Keep only the lines where "this" appears.
>> BEGIN Extracted data
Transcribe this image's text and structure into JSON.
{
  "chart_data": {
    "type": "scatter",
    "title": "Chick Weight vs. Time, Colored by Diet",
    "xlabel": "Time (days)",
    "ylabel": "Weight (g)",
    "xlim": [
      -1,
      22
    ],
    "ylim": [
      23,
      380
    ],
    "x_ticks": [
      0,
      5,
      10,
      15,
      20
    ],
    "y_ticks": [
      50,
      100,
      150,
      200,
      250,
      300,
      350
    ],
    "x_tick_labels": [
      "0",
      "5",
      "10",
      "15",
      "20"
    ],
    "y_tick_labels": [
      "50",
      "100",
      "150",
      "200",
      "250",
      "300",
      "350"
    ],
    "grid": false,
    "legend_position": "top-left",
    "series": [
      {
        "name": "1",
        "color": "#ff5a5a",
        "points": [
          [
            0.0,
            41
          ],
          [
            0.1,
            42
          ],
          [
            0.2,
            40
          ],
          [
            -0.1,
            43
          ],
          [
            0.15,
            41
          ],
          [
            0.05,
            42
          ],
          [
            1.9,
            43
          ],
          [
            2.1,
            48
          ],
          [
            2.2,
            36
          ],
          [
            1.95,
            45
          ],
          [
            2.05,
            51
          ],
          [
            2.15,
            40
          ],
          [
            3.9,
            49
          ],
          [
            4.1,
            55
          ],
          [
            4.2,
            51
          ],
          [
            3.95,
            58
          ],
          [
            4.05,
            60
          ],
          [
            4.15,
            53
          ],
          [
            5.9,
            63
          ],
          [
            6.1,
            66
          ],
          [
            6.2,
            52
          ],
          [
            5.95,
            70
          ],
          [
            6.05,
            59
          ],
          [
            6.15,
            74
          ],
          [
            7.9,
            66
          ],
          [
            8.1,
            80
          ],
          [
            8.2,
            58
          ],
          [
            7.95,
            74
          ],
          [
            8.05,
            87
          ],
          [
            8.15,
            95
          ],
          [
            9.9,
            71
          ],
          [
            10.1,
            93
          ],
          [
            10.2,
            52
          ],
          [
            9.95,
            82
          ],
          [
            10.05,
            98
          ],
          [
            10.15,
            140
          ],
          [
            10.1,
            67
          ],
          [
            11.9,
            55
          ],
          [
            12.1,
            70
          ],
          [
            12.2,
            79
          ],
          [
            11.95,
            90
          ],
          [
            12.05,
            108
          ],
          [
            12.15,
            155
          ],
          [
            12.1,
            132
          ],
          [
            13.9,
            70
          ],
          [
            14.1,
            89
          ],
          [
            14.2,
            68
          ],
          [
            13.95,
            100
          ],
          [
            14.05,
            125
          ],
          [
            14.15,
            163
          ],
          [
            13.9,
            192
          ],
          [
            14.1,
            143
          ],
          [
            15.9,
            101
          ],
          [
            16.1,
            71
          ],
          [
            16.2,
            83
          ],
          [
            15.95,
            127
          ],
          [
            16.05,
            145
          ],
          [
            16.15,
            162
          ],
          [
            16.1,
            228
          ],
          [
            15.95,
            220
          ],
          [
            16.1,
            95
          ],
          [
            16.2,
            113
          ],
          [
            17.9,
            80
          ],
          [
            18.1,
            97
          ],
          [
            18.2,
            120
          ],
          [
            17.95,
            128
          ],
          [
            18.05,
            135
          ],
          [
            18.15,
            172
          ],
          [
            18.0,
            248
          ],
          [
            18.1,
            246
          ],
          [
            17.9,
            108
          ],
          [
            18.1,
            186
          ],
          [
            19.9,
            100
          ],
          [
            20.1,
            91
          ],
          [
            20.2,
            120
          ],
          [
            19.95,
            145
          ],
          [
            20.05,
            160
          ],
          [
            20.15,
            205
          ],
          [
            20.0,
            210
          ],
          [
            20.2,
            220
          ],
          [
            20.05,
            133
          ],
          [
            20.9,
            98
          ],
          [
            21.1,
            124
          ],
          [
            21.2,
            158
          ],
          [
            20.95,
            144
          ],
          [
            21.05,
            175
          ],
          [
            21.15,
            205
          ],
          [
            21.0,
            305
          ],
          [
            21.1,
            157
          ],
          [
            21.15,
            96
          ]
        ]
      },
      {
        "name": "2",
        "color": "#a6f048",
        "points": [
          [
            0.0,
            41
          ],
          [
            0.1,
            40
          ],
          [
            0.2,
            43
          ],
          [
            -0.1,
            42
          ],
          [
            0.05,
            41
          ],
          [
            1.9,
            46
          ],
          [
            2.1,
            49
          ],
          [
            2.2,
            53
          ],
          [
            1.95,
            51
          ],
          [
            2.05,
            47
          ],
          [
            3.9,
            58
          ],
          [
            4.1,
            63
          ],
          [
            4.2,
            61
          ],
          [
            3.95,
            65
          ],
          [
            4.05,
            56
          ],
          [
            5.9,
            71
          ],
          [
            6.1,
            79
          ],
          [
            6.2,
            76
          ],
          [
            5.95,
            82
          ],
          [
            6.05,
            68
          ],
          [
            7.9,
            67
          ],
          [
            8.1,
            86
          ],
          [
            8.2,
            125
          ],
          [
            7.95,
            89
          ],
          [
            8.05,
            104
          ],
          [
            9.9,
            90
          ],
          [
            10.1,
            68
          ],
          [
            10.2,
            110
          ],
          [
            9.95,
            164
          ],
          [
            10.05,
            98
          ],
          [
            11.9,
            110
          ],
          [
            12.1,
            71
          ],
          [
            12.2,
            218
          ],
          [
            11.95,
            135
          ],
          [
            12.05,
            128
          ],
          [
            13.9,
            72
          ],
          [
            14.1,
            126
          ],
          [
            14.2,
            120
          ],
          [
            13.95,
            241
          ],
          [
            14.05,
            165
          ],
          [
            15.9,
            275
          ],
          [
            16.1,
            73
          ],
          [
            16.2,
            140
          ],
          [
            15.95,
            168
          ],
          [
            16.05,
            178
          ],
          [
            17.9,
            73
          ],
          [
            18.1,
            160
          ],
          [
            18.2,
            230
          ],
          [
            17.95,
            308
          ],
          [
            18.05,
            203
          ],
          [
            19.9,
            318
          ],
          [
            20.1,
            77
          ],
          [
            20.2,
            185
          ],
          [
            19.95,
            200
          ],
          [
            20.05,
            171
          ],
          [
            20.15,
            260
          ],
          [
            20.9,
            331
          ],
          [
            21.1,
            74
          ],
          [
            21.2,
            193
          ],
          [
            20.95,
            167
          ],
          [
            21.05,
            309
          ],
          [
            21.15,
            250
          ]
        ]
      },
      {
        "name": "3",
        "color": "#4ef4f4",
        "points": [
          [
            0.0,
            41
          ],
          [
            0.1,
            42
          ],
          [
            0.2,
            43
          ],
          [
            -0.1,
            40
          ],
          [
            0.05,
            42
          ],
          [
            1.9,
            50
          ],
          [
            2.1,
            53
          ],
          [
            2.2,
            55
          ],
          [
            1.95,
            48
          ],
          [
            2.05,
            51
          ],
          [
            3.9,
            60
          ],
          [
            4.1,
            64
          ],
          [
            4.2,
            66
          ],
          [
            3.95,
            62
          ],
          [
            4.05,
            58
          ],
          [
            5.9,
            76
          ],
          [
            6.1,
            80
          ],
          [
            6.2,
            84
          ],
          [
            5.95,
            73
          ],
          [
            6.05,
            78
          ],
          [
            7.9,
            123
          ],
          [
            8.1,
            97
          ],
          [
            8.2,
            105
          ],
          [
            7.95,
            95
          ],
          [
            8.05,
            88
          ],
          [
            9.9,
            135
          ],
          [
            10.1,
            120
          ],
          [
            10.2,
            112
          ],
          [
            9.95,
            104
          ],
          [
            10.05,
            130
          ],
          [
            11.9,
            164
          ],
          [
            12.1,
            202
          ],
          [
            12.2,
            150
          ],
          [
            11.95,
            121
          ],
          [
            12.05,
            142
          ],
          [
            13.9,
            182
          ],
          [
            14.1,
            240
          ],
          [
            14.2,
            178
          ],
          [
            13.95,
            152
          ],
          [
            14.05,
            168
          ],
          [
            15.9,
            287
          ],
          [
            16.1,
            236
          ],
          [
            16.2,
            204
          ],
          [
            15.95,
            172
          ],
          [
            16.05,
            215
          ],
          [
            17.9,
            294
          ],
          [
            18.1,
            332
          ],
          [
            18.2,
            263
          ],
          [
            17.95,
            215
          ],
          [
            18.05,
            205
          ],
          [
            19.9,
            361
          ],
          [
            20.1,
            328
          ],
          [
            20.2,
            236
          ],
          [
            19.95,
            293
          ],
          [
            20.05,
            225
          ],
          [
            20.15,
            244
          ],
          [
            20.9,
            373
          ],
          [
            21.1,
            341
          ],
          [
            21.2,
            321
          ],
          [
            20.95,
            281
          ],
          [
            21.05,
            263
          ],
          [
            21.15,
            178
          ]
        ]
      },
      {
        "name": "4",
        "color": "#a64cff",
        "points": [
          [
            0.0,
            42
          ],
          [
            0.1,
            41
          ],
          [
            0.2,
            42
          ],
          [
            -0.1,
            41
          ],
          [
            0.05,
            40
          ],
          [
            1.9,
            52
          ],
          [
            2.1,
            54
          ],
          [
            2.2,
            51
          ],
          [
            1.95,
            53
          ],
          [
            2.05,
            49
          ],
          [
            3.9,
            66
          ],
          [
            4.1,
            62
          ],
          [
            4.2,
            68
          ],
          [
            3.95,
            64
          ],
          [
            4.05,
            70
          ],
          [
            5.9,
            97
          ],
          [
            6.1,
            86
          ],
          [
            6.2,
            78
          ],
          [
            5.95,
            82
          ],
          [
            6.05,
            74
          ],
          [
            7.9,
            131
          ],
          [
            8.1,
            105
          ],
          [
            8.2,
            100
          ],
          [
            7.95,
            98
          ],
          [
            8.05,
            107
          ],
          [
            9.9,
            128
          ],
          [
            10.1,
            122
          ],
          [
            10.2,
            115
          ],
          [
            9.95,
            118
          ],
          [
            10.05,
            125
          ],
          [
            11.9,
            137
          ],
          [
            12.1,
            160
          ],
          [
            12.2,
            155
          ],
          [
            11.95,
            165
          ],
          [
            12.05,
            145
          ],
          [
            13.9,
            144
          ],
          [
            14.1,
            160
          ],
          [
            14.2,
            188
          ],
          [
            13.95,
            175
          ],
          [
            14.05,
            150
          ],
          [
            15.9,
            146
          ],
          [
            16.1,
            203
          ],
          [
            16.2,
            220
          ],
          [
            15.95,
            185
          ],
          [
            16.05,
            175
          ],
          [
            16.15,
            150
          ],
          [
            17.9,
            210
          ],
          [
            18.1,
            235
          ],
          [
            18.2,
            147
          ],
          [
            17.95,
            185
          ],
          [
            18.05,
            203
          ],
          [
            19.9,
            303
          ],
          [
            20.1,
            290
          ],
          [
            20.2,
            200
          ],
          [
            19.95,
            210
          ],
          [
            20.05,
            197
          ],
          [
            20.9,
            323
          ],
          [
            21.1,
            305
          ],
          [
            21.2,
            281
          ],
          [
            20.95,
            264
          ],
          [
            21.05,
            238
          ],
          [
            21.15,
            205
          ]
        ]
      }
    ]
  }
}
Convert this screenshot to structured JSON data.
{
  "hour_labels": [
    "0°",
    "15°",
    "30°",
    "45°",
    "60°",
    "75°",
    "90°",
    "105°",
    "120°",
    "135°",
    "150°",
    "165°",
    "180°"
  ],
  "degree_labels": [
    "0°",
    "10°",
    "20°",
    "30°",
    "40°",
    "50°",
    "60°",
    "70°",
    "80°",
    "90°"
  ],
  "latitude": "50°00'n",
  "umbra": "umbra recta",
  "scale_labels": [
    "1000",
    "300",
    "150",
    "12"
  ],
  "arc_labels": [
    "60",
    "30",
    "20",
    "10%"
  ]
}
>> END Extracted data
• Problem solution:
Transcribe this image's text and structure into JSON.
Convert this screenshot to structured JSON data.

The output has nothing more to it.